→ **Working data**:
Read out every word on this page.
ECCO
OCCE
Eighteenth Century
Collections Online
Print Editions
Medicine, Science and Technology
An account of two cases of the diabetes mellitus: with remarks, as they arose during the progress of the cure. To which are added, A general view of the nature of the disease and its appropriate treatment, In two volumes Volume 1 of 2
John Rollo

→ **Challenge**: From the records above, extract everything verbatim.

→ **Answer to the task**:
Read out every word on this page.
ECCO
OCCE
Eighteenth Century
Collections Online
Print Editions
Medicine, Science and Technology
An account of two cases of the diabetes mellitus: with remarks, as they arose during the progress of the cure. To which are added, A general view of the nature of the disease and its appropriate treatment, In two volumes Volume 1 of 2
John Rollo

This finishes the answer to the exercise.